WHAT IS EXPECTED
Exactly reproduce each line of the listing that follows.

Collection entries:
==========
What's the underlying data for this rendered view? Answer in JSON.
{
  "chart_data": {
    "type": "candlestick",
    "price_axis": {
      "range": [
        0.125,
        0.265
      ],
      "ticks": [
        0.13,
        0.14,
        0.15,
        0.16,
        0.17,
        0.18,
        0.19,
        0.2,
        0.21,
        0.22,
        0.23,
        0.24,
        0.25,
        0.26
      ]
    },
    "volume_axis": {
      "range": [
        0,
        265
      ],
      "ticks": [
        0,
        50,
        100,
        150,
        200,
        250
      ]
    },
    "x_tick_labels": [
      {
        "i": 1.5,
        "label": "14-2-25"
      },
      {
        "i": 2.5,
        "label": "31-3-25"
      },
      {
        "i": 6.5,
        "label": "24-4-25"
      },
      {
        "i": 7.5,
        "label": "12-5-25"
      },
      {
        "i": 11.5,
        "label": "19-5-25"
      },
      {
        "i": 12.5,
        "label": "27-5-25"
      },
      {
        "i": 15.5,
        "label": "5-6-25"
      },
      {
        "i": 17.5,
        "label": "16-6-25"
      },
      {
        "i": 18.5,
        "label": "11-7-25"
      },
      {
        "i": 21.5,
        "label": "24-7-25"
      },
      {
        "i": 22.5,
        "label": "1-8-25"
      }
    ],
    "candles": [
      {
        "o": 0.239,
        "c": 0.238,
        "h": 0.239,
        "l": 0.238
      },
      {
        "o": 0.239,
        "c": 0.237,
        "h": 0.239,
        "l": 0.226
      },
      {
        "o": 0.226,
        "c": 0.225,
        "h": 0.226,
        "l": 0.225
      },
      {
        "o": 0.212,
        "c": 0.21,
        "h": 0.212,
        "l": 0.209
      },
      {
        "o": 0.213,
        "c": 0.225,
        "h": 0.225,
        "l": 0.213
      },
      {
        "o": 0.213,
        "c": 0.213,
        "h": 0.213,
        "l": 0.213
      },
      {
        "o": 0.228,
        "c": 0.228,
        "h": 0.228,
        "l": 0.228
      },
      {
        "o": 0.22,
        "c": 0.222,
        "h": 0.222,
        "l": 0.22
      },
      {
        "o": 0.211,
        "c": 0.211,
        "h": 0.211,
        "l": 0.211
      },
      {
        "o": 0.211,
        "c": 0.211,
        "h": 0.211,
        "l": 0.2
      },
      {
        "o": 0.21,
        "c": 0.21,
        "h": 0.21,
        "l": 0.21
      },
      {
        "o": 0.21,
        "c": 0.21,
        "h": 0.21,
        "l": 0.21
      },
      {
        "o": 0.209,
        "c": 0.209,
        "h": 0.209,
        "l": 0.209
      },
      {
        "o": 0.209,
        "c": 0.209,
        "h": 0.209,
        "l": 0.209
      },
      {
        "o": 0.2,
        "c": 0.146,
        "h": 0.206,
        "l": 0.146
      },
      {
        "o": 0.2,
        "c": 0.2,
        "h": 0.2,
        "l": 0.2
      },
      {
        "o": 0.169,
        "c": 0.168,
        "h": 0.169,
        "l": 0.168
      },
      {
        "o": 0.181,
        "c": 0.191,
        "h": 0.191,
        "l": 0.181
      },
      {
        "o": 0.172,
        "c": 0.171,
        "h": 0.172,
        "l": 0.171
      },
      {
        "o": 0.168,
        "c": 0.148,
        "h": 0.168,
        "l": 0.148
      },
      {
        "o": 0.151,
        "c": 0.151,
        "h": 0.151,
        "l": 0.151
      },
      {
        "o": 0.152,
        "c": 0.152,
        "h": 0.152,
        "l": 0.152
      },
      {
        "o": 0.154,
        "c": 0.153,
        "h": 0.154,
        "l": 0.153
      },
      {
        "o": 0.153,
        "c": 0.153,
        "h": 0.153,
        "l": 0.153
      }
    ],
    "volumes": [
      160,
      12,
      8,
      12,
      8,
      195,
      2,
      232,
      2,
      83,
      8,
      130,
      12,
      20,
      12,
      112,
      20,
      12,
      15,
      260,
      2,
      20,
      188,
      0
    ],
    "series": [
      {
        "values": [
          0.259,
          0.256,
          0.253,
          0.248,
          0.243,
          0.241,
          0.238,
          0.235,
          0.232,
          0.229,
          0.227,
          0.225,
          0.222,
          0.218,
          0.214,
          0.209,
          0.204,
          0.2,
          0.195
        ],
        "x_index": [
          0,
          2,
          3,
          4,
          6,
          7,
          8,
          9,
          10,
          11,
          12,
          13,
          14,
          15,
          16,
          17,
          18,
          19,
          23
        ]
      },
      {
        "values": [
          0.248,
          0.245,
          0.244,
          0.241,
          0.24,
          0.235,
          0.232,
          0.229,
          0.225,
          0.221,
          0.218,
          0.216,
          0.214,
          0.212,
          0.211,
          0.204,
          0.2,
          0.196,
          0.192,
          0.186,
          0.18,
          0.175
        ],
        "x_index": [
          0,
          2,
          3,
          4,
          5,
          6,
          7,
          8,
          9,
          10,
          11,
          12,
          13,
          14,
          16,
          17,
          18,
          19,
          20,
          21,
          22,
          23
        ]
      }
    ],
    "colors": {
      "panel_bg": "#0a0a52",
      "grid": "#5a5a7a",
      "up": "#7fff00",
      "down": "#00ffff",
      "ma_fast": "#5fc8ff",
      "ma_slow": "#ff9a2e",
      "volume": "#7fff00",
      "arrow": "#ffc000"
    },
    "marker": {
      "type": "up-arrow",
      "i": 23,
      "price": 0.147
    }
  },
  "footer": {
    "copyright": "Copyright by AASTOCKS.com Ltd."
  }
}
==========
TASK RESPONSE
What's the underlying data for this rendered view? Answer in JSON.
{
  "chart_data": {
    "type": "candlestick",
    "price_axis": {
      "range": [
        0.125,
        0.265
      ],
      "ticks": [
        0.13,
        0.14,
        0.15,
        0.16,
        0.17,
        0.18,
        0.19,
        0.2,
        0.21,
        0.22,
        0.23,
        0.24,
        0.25,
        0.26
      ]
    },
    "volume_axis": {
      "range": [
        0,
        265
      ],
      "ticks": [
        0,
        50,
        100,
        150,
        200,
        250
      ]
    },
    "x_tick_labels": [
      {
        "i": 1.5,
        "label": "14-2-25"
      },
      {
        "i": 2.5,
        "label": "31-3-25"
      },
      {
        "i": 6.5,
        "label": "24-4-25"
      },
      {
        "i": 7.5,
        "label": "12-5-25"
      },
      {
        "i": 11.5,
        "label": "19-5-25"
      },
      {
        "i": 12.5,
        "label": "27-5-25"
      },
      {
        "i": 15.5,
        "label": "5-6-25"
      },
      {
        "i": 17.5,
        "label": "16-6-25"
      },
      {
        "i": 18.5,
        "label": "11-7-25"
      },
      {
        "i": 21.5,
        "label": "24-7-25"
      },
      {
        "i": 22.5,
        "label": "1-8-25"
      }
    ],
    "candles": [
      {
        "o": 0.239,
        "c": 0.238,
        "h": 0.239,
        "l": 0.238
      },
      {
        "o": 0.239,
        "c": 0.237,
        "h": 0.239,
        "l": 0.226
      },
      {
        "o": 0.226,
        "c": 0.225,
        "h": 0.226,
        "l": 0.225
      },
      {
        "o": 0.212,
        "c": 0.21,
        "h": 0.212,
        "l": 0.209
      },
      {
        "o": 0.213,
        "c": 0.225,
        "h": 0.225,
        "l": 0.213
      },
      {
        "o": 0.213,
        "c": 0.213,
        "h": 0.213,
        "l": 0.213
      },
      {
        "o": 0.228,
        "c": 0.228,
        "h": 0.228,
        "l": 0.228
      },
      {
        "o": 0.22,
        "c": 0.222,
        "h": 0.222,
        "l": 0.22
      },
      {
        "o": 0.211,
        "c": 0.211,
        "h": 0.211,
        "l": 0.211
      },
      {
        "o": 0.211,
        "c": 0.211,
        "h": 0.211,
        "l": 0.2
      },
      {
        "o": 0.21,
        "c": 0.21,
        "h": 0.21,
        "l": 0.21
      },
      {
        "o": 0.21,
        "c": 0.21,
        "h": 0.21,
        "l": 0.21
      },
      {
        "o": 0.209,
        "c": 0.209,
        "h": 0.209,
        "l": 0.209
      },
      {
        "o": 0.209,
        "c": 0.209,
        "h": 0.209,
        "l": 0.209
      },
      {
        "o": 0.2,
        "c": 0.146,
        "h": 0.206,
        "l": 0.146
      },
      {
        "o": 0.2,
        "c": 0.2,
        "h": 0.2,
        "l": 0.2
      },
      {
        "o": 0.169,
        "c": 0.168,
        "h": 0.169,
        "l": 0.168
      },
      {
        "o": 0.181,
        "c": 0.191,
        "h": 0.191,
        "l": 0.181
      },
      {
        "o": 0.172,
        "c": 0.171,
        "h": 0.172,
        "l": 0.171
      },
      {
        "o": 0.168,
        "c": 0.148,
        "h": 0.168,
        "l": 0.148
      },
      {
        "o": 0.151,
        "c": 0.151,
        "h": 0.151,
        "l": 0.151
      },
      {
        "o": 0.152,
        "c": 0.152,
        "h": 0.152,
        "l": 0.152
      },
      {
        "o": 0.154,
        "c": 0.153,
        "h": 0.154,
        "l": 0.153
      },
      {
        "o": 0.153,
        "c": 0.153,
        "h": 0.153,
        "l": 0.153
      }
    ],
    "volumes": [
      160,
      12,
      8,
      12,
      8,
      195,
      2,
      232,
      2,
      83,
      8,
      130,
      12,
      20,
      12,
      112,
      20,
      12,
      15,
      260,
      2,
      20,
      188,
      0
    ],
    "series": [
      {
        "values": [
          0.259,
          0.256,
          0.253,
          0.248,
          0.243,
          0.241,
          0.238,
          0.235,
          0.232,
          0.229,
          0.227,
          0.225,
          0.222,
          0.218,
          0.214,
          0.209,
          0.204,
          0.2,
          0.195
        ],
        "x_index": [
          0,
          2,
          3,
          4,
          6,
          7,
          8,
          9,
          10,
          11,
          12,
          13,
          14,
          15,
          16,
          17,
          18,
          19,
          23
        ]
      },
      {
        "values": [
          0.248,
          0.245,
          0.244,
          0.241,
          0.24,
          0.235,
          0.232,
          0.229,
          0.225,
          0.221,
          0.218,
          0.216,
          0.214,
          0.212,
          0.211,
          0.204,
          0.2,
          0.196,
          0.192,
          0.186,
          0.18,
          0.175
        ],
        "x_index": [
          0,
          2,
          3,
          4,
          5,
          6,
          7,
          8,
          9,
          10,
          11,
          12,
          13,
          14,
          16,
          17,
          18,
          19,
          20,
          21,
          22,
          23
        ]
      }
    ],
    "colors": {
      "panel_bg": "#0a0a52",
      "grid": "#5a5a7a",
      "up": "#7fff00",
      "down": "#00ffff",
      "ma_fast": "#5fc8ff",
      "ma_slow": "#ff9a2e",
      "volume": "#7fff00",
      "arrow": "#ffc000"
    },
    "marker": {
      "type": "up-arrow",
      "i": 23,
      "price": 0.147
    }
  },
  "footer": {
    "copyright": "Copyright by AASTOCKS.com Ltd."
  }
}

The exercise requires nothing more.